Would you transcribe the listing that follows, character for character, and omit its images?

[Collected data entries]
=======
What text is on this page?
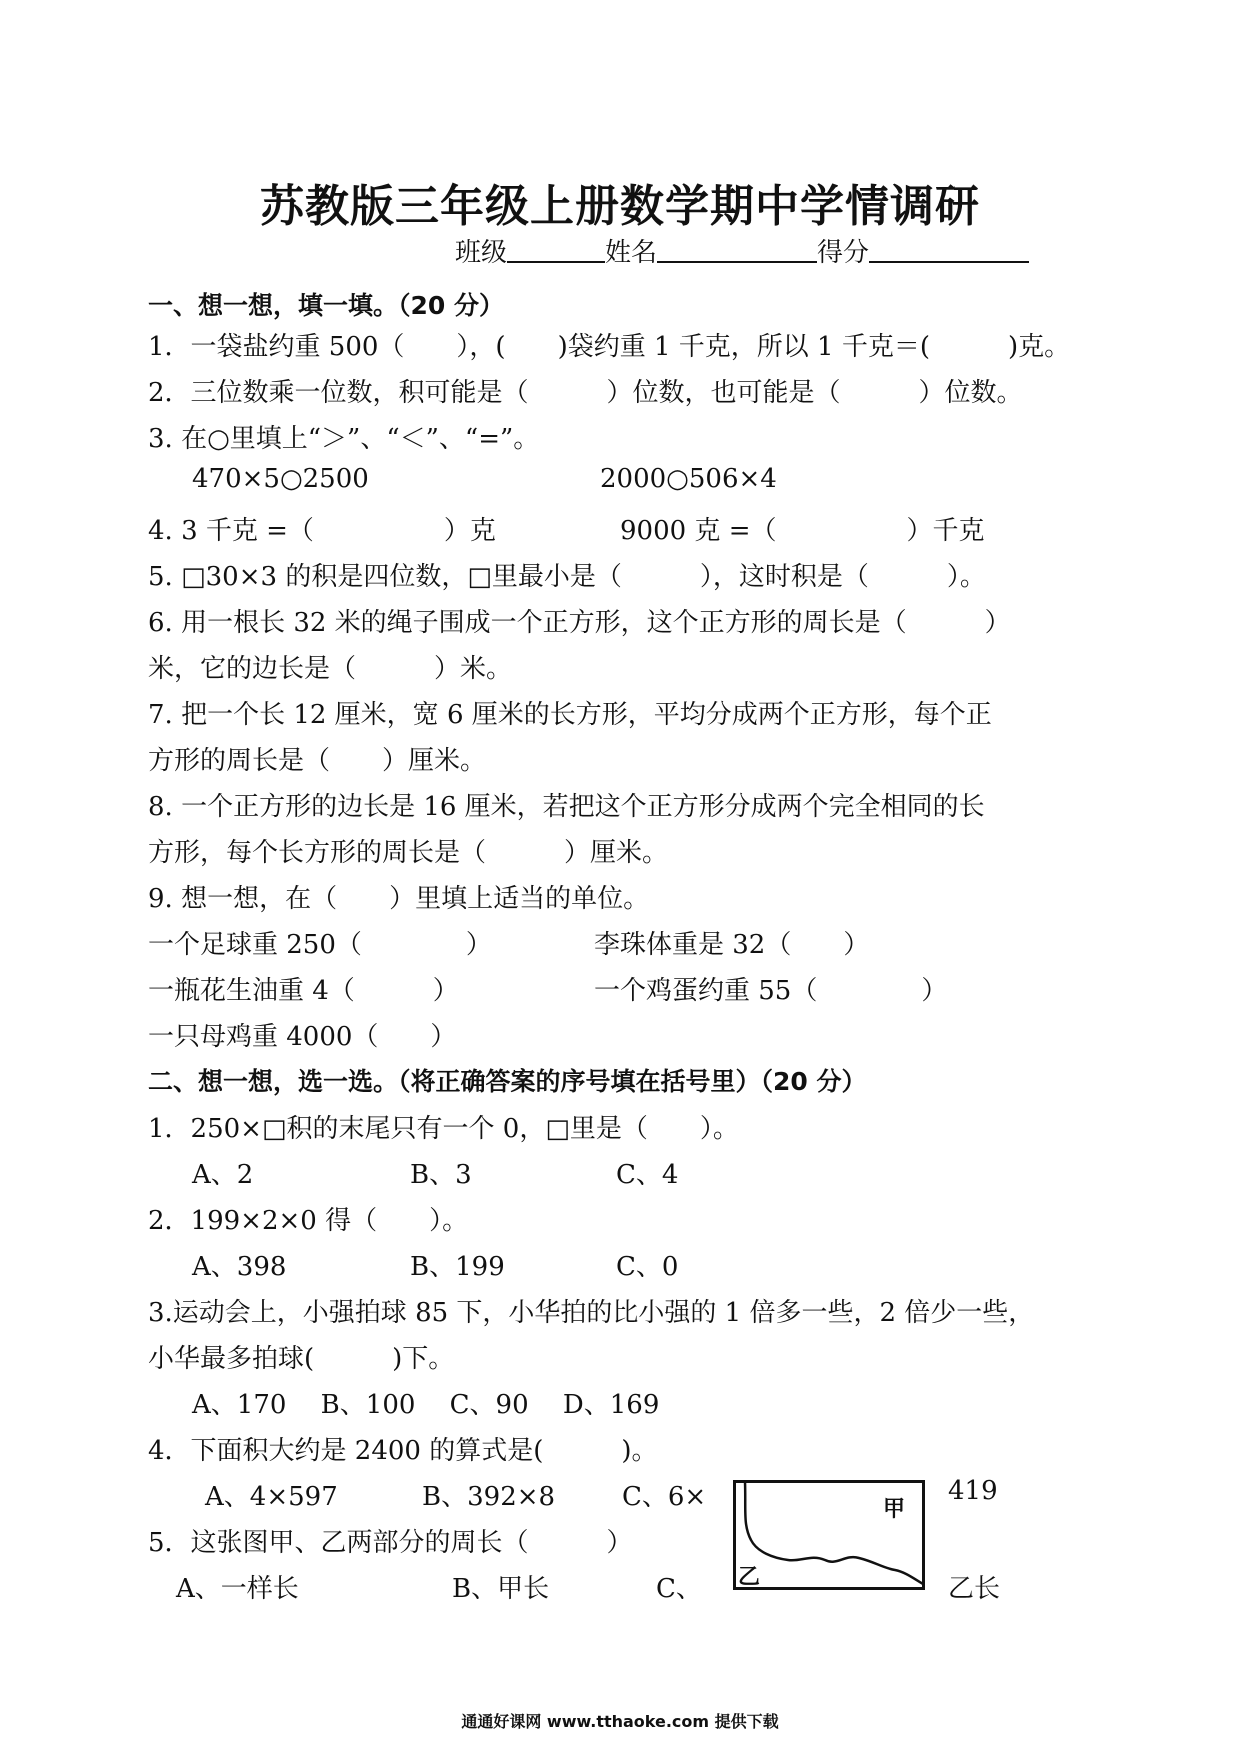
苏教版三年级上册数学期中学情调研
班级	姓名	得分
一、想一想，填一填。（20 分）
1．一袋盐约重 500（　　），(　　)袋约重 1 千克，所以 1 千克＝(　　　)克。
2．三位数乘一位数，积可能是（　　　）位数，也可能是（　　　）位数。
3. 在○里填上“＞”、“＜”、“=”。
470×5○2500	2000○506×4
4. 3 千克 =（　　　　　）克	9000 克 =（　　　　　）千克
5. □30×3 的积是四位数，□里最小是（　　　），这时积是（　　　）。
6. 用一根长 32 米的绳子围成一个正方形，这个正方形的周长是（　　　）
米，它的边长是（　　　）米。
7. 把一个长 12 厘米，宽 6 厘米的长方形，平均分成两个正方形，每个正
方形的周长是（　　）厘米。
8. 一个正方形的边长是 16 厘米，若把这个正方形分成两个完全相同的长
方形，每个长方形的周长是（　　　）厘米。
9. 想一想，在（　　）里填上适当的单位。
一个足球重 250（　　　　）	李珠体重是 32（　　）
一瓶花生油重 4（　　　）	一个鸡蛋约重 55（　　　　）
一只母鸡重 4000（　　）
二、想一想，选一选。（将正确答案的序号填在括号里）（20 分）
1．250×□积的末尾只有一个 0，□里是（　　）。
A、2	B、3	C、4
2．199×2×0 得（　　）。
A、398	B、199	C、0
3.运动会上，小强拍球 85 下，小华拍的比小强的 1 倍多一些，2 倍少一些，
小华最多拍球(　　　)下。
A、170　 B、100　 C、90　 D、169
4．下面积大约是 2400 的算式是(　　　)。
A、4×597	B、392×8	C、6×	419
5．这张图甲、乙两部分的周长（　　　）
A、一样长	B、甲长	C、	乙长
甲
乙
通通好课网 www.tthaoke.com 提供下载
=======
ANSWER IN FULL:
What text is on this page?
苏教版三年级上册数学期中学情调研
班级	姓名	得分
一、想一想，填一填。（20 分）
1．一袋盐约重 500（　　），(　　)袋约重 1 千克，所以 1 千克＝(　　　)克。
2．三位数乘一位数，积可能是（　　　）位数，也可能是（　　　）位数。
3. 在○里填上“＞”、“＜”、“=”。
470×5○2500	2000○506×4
4. 3 千克 =（　　　　　）克	9000 克 =（　　　　　）千克
5. □30×3 的积是四位数，□里最小是（　　　），这时积是（　　　）。
6. 用一根长 32 米的绳子围成一个正方形，这个正方形的周长是（　　　）
米，它的边长是（　　　）米。
7. 把一个长 12 厘米，宽 6 厘米的长方形，平均分成两个正方形，每个正
方形的周长是（　　）厘米。
8. 一个正方形的边长是 16 厘米，若把这个正方形分成两个完全相同的长
方形，每个长方形的周长是（　　　）厘米。
9. 想一想，在（　　）里填上适当的单位。
一个足球重 250（　　　　）	李珠体重是 32（　　）
一瓶花生油重 4（　　　）	一个鸡蛋约重 55（　　　　）
一只母鸡重 4000（　　）
二、想一想，选一选。（将正确答案的序号填在括号里）（20 分）
1．250×□积的末尾只有一个 0，□里是（　　）。
A、2	B、3	C、4
2．199×2×0 得（　　）。
A、398	B、199	C、0
3.运动会上，小强拍球 85 下，小华拍的比小强的 1 倍多一些，2 倍少一些，
小华最多拍球(　　　)下。
A、170　 B、100　 C、90　 D、169
4．下面积大约是 2400 的算式是(　　　)。
A、4×597	B、392×8	C、6×	419
5．这张图甲、乙两部分的周长（　　　）
A、一样长	B、甲长	C、	乙长
甲
乙
通通好课网 www.tthaoke.com 提供下载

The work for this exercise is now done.